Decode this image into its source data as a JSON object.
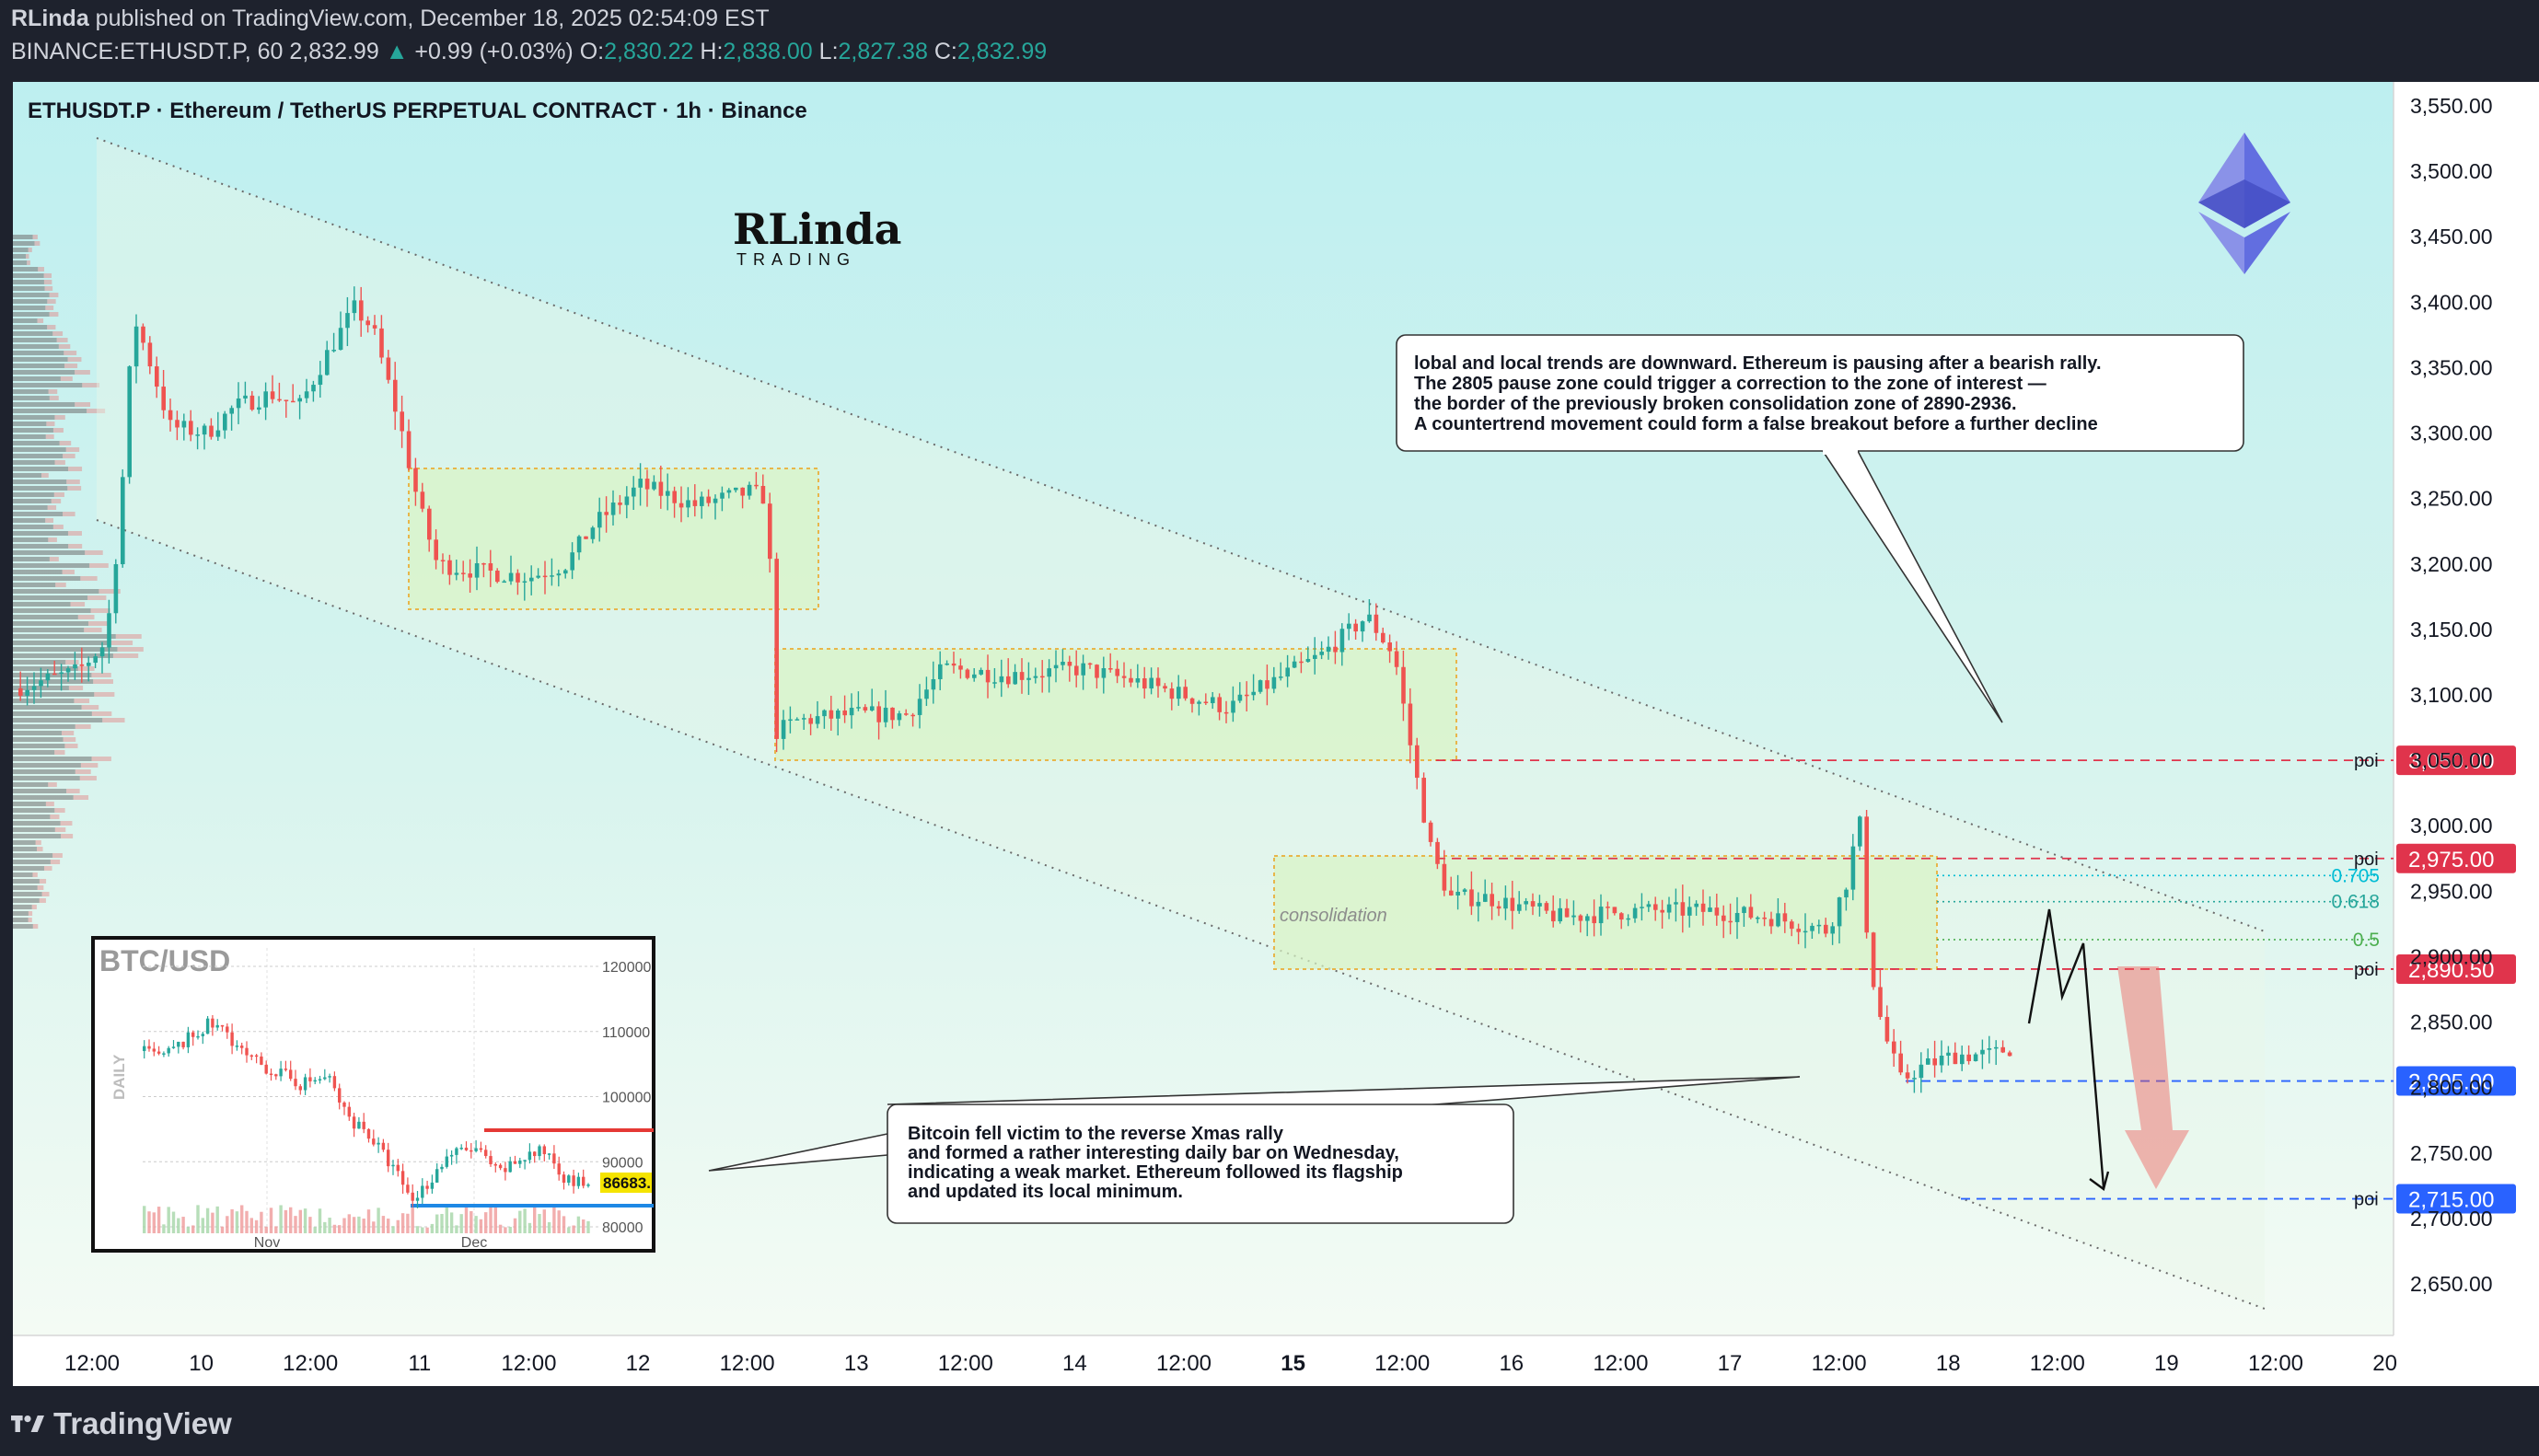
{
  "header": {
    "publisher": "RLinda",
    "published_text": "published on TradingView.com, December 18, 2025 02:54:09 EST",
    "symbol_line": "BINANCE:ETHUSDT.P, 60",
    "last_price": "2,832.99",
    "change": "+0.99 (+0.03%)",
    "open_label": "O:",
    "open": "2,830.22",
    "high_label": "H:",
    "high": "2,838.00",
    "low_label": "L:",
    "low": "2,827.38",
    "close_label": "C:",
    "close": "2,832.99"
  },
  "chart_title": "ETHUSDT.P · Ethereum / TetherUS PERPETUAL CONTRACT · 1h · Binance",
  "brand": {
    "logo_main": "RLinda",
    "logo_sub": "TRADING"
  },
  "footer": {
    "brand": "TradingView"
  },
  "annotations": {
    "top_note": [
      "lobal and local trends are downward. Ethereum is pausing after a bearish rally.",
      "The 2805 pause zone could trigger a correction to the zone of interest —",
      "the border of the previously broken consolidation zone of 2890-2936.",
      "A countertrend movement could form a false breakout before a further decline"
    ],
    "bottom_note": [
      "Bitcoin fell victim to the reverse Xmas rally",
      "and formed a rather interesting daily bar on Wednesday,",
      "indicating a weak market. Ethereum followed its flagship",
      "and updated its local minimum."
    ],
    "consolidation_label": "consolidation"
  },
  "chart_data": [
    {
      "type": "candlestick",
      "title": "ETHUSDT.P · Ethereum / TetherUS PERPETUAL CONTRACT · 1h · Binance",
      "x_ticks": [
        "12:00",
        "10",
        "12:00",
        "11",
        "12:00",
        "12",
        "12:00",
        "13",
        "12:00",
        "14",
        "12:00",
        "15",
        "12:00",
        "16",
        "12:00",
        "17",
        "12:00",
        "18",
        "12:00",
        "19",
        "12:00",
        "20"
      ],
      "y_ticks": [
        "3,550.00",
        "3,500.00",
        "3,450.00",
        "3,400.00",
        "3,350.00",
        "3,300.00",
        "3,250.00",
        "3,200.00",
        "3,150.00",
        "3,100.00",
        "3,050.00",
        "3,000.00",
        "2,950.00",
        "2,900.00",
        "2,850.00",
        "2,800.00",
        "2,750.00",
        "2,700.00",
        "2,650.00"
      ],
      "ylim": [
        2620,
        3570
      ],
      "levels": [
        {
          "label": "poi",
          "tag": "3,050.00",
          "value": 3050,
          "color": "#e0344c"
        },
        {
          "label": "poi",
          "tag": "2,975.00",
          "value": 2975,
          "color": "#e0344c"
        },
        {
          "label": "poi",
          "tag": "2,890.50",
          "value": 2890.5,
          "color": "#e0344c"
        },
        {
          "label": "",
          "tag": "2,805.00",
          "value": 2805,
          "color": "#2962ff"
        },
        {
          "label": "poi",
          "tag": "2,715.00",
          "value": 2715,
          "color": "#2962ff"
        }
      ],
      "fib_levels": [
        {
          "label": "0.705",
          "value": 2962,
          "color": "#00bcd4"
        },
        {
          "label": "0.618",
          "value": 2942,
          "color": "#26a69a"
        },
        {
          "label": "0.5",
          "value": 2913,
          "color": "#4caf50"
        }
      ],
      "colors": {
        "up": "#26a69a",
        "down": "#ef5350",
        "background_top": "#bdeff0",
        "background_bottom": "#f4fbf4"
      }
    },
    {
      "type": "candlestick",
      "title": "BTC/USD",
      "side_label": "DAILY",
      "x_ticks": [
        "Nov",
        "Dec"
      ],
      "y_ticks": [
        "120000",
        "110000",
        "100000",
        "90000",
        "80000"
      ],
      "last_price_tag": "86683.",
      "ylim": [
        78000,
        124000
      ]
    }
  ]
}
****************************************
## WHAT YOU NEED TO DO
Pick out and copy the lines of the material that include the word "ETHUSDT".

## CORRECT ANSWER
    "symbol_line": "BINANCE:ETHUSDT.P, 60",
  "chart_title": "ETHUSDT.P · Ethereum / TetherUS PERPETUAL CONTRACT · 1h · Binance",
      "title": "ETHUSDT.P · Ethereum / TetherUS PERPETUAL CONTRACT · 1h · Binance",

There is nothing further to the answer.